Print the entire listing. Each line must match the original exactly.

__Part of a data file__
======

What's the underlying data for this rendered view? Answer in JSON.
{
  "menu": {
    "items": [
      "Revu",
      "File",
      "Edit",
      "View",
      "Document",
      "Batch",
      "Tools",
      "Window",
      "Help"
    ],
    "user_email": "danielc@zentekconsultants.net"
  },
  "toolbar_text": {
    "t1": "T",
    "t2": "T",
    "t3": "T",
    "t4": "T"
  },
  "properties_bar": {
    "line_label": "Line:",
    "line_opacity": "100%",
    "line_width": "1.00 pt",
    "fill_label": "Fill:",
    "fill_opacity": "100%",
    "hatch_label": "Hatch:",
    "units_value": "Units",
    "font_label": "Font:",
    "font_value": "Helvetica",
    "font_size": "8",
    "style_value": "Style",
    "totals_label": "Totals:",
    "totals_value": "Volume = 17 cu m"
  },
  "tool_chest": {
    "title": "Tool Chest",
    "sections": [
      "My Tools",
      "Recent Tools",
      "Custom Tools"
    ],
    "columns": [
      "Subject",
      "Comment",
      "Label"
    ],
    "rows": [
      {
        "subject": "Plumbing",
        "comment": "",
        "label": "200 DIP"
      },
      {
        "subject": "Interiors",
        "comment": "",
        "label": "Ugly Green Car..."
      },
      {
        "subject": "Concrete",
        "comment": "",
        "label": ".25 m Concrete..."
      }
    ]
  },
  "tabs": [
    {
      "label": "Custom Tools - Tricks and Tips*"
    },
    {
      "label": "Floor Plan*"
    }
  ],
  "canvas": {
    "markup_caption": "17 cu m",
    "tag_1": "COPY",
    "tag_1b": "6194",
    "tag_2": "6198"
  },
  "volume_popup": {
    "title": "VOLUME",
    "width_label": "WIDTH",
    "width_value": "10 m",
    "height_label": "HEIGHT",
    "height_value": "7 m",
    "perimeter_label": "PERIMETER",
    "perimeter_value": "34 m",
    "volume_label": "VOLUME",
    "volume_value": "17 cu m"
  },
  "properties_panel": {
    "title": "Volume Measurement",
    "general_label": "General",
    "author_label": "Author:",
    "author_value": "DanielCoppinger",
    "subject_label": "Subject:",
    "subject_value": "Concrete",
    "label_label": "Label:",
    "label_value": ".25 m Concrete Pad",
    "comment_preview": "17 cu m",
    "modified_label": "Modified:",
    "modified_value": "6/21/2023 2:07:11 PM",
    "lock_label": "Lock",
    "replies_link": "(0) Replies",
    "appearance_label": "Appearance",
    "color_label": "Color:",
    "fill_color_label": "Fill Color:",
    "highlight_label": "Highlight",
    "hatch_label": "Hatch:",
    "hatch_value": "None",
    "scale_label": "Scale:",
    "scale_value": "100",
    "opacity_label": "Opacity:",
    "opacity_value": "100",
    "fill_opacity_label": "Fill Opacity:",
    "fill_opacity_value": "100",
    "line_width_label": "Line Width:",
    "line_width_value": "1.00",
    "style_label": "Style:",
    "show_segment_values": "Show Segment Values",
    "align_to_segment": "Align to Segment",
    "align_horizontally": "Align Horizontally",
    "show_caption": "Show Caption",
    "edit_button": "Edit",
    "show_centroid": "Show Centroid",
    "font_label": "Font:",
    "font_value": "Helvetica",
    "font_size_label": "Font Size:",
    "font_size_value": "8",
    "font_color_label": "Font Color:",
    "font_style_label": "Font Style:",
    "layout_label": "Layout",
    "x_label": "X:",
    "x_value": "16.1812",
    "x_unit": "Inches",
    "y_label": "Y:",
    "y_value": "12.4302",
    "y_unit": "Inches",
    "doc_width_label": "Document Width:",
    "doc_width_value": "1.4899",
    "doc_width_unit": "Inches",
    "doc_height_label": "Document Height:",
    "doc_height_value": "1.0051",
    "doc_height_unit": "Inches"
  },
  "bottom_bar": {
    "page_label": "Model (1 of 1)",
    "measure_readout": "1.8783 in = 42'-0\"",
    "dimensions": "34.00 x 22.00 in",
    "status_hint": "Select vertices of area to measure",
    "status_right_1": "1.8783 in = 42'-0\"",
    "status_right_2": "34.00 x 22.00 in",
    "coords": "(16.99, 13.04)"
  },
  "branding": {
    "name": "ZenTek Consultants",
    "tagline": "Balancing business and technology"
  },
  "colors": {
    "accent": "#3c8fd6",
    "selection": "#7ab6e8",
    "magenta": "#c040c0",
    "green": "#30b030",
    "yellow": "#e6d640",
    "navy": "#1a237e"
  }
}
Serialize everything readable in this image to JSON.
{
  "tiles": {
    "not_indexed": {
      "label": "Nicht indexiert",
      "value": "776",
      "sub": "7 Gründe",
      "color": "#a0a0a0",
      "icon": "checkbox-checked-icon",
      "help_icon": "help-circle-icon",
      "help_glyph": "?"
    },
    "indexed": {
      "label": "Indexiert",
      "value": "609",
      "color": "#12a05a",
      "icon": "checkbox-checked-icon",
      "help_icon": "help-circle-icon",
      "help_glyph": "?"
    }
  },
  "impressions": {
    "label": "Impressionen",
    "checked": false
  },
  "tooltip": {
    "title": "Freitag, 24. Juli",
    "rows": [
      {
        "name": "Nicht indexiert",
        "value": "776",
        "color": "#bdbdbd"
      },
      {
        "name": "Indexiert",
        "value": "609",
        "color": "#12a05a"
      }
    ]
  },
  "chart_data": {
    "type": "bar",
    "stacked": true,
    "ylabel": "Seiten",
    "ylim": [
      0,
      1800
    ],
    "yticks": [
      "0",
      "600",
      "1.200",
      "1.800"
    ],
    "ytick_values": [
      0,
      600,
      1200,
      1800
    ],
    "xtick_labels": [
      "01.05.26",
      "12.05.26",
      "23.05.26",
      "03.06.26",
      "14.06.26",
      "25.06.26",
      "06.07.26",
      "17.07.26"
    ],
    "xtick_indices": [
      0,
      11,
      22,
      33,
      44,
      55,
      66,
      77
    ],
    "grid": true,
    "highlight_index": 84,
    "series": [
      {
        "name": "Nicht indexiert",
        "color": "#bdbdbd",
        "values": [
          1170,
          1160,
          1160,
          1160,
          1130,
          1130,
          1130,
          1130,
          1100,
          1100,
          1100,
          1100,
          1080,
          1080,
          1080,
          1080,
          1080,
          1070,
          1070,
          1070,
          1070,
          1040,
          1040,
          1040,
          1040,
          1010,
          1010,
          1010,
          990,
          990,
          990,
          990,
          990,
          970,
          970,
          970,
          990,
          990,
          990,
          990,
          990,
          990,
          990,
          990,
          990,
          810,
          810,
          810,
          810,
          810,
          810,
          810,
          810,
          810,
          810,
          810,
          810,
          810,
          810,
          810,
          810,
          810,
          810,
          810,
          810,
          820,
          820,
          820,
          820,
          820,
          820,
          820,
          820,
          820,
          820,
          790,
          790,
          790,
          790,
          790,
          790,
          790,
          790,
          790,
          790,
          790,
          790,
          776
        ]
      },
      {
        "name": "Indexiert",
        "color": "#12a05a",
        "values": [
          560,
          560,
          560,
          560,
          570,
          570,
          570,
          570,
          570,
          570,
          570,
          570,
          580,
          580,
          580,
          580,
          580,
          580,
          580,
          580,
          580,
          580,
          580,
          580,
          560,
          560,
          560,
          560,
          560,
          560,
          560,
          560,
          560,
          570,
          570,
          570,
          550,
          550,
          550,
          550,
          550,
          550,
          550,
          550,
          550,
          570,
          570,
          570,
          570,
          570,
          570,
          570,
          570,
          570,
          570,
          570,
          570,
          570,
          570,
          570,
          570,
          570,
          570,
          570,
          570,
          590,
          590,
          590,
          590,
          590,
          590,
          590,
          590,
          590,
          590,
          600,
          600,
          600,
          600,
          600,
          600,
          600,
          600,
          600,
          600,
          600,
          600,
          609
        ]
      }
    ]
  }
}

======

__SOLUTION TO THIS EXERCISE__
What's the underlying data for this rendered view? Answer in JSON.
{
  "menu": {
    "items": [
      "Revu",
      "File",
      "Edit",
      "View",
      "Document",
      "Batch",
      "Tools",
      "Window",
      "Help"
    ],
    "user_email": "danielc@zentekconsultants.net"
  },
  "toolbar_text": {
    "t1": "T",
    "t2": "T",
    "t3": "T",
    "t4": "T"
  },
  "properties_bar": {
    "line_label": "Line:",
    "line_opacity": "100%",
    "line_width": "1.00 pt",
    "fill_label": "Fill:",
    "fill_opacity": "100%",
    "hatch_label": "Hatch:",
    "units_value": "Units",
    "font_label": "Font:",
    "font_value": "Helvetica",
    "font_size": "8",
    "style_value": "Style",
    "totals_label": "Totals:",
    "totals_value": "Volume = 17 cu m"
  },
  "tool_chest": {
    "title": "Tool Chest",
    "sections": [
      "My Tools",
      "Recent Tools",
      "Custom Tools"
    ],
    "columns": [
      "Subject",
      "Comment",
      "Label"
    ],
    "rows": [
      {
        "subject": "Plumbing",
        "comment": "",
        "label": "200 DIP"
      },
      {
        "subject": "Interiors",
        "comment": "",
        "label": "Ugly Green Car..."
      },
      {
        "subject": "Concrete",
        "comment": "",
        "label": ".25 m Concrete..."
      }
    ]
  },
  "tabs": [
    {
      "label": "Custom Tools - Tricks and Tips*"
    },
    {
      "label": "Floor Plan*"
    }
  ],
  "canvas": {
    "markup_caption": "17 cu m",
    "tag_1": "COPY",
    "tag_1b": "6194",
    "tag_2": "6198"
  },
  "volume_popup": {
    "title": "VOLUME",
    "width_label": "WIDTH",
    "width_value": "10 m",
    "height_label": "HEIGHT",
    "height_value": "7 m",
    "perimeter_label": "PERIMETER",
    "perimeter_value": "34 m",
    "volume_label": "VOLUME",
    "volume_value": "17 cu m"
  },
  "properties_panel": {
    "title": "Volume Measurement",
    "general_label": "General",
    "author_label": "Author:",
    "author_value": "DanielCoppinger",
    "subject_label": "Subject:",
    "subject_value": "Concrete",
    "label_label": "Label:",
    "label_value": ".25 m Concrete Pad",
    "comment_preview": "17 cu m",
    "modified_label": "Modified:",
    "modified_value": "6/21/2023 2:07:11 PM",
    "lock_label": "Lock",
    "replies_link": "(0) Replies",
    "appearance_label": "Appearance",
    "color_label": "Color:",
    "fill_color_label": "Fill Color:",
    "highlight_label": "Highlight",
    "hatch_label": "Hatch:",
    "hatch_value": "None",
    "scale_label": "Scale:",
    "scale_value": "100",
    "opacity_label": "Opacity:",
    "opacity_value": "100",
    "fill_opacity_label": "Fill Opacity:",
    "fill_opacity_value": "100",
    "line_width_label": "Line Width:",
    "line_width_value": "1.00",
    "style_label": "Style:",
    "show_segment_values": "Show Segment Values",
    "align_to_segment": "Align to Segment",
    "align_horizontally": "Align Horizontally",
    "show_caption": "Show Caption",
    "edit_button": "Edit",
    "show_centroid": "Show Centroid",
    "font_label": "Font:",
    "font_value": "Helvetica",
    "font_size_label": "Font Size:",
    "font_size_value": "8",
    "font_color_label": "Font Color:",
    "font_style_label": "Font Style:",
    "layout_label": "Layout",
    "x_label": "X:",
    "x_value": "16.1812",
    "x_unit": "Inches",
    "y_label": "Y:",
    "y_value": "12.4302",
    "y_unit": "Inches",
    "doc_width_label": "Document Width:",
    "doc_width_value": "1.4899",
    "doc_width_unit": "Inches",
    "doc_height_label": "Document Height:",
    "doc_height_value": "1.0051",
    "doc_height_unit": "Inches"
  },
  "bottom_bar": {
    "page_label": "Model (1 of 1)",
    "measure_readout": "1.8783 in = 42'-0\"",
    "dimensions": "34.00 x 22.00 in",
    "status_hint": "Select vertices of area to measure",
    "status_right_1": "1.8783 in = 42'-0\"",
    "status_right_2": "34.00 x 22.00 in",
    "coords": "(16.99, 13.04)"
  },
  "branding": {
    "name": "ZenTek Consultants",
    "tagline": "Balancing business and technology"
  },
  "colors": {
    "accent": "#3c8fd6",
    "selection": "#7ab6e8",
    "magenta": "#c040c0",
    "green": "#30b030",
    "yellow": "#e6d640",
    "navy": "#1a237e"
  }
}
Serialize everything readable in this image to JSON.
{
  "tiles": {
    "not_indexed": {
      "label": "Nicht indexiert",
      "value": "776",
      "sub": "7 Gründe",
      "color": "#a0a0a0",
      "icon": "checkbox-checked-icon",
      "help_icon": "help-circle-icon",
      "help_glyph": "?"
    },
    "indexed": {
      "label": "Indexiert",
      "value": "609",
      "color": "#12a05a",
      "icon": "checkbox-checked-icon",
      "help_icon": "help-circle-icon",
      "help_glyph": "?"
    }
  },
  "impressions": {
    "label": "Impressionen",
    "checked": false
  },
  "tooltip": {
    "title": "Freitag, 24. Juli",
    "rows": [
      {
        "name": "Nicht indexiert",
        "value": "776",
        "color": "#bdbdbd"
      },
      {
        "name": "Indexiert",
        "value": "609",
        "color": "#12a05a"
      }
    ]
  },
  "chart_data": {
    "type": "bar",
    "stacked": true,
    "ylabel": "Seiten",
    "ylim": [
      0,
      1800
    ],
    "yticks": [
      "0",
      "600",
      "1.200",
      "1.800"
    ],
    "ytick_values": [
      0,
      600,
      1200,
      1800
    ],
    "xtick_labels": [
      "01.05.26",
      "12.05.26",
      "23.05.26",
      "03.06.26",
      "14.06.26",
      "25.06.26",
      "06.07.26",
      "17.07.26"
    ],
    "xtick_indices": [
      0,
      11,
      22,
      33,
      44,
      55,
      66,
      77
    ],
    "grid": true,
    "highlight_index": 84,
    "series": [
      {
        "name": "Nicht indexiert",
        "color": "#bdbdbd",
        "values": [
          1170,
          1160,
          1160,
          1160,
          1130,
          1130,
          1130,
          1130,
          1100,
          1100,
          1100,
          1100,
          1080,
          1080,
          1080,
          1080,
          1080,
          1070,
          1070,
          1070,
          1070,
          1040,
          1040,
          1040,
          1040,
          1010,
          1010,
          1010,
          990,
          990,
          990,
          990,
          990,
          970,
          970,
          970,
          990,
          990,
          990,
          990,
          990,
          990,
          990,
          990,
          990,
          810,
          810,
          810,
          810,
          810,
          810,
          810,
          810,
          810,
          810,
          810,
          810,
          810,
          810,
          810,
          810,
          810,
          810,
          810,
          810,
          820,
          820,
          820,
          820,
          820,
          820,
          820,
          820,
          820,
          820,
          790,
          790,
          790,
          790,
          790,
          790,
          790,
          790,
          790,
          790,
          790,
          790,
          776
        ]
      },
      {
        "name": "Indexiert",
        "color": "#12a05a",
        "values": [
          560,
          560,
          560,
          560,
          570,
          570,
          570,
          570,
          570,
          570,
          570,
          570,
          580,
          580,
          580,
          580,
          580,
          580,
          580,
          580,
          580,
          580,
          580,
          580,
          560,
          560,
          560,
          560,
          560,
          560,
          560,
          560,
          560,
          570,
          570,
          570,
          550,
          550,
          550,
          550,
          550,
          550,
          550,
          550,
          550,
          570,
          570,
          570,
          570,
          570,
          570,
          570,
          570,
          570,
          570,
          570,
          570,
          570,
          570,
          570,
          570,
          570,
          570,
          570,
          570,
          590,
          590,
          590,
          590,
          590,
          590,
          590,
          590,
          590,
          590,
          600,
          600,
          600,
          600,
          600,
          600,
          600,
          600,
          600,
          600,
          600,
          600,
          609
        ]
      }
    ]
  }
}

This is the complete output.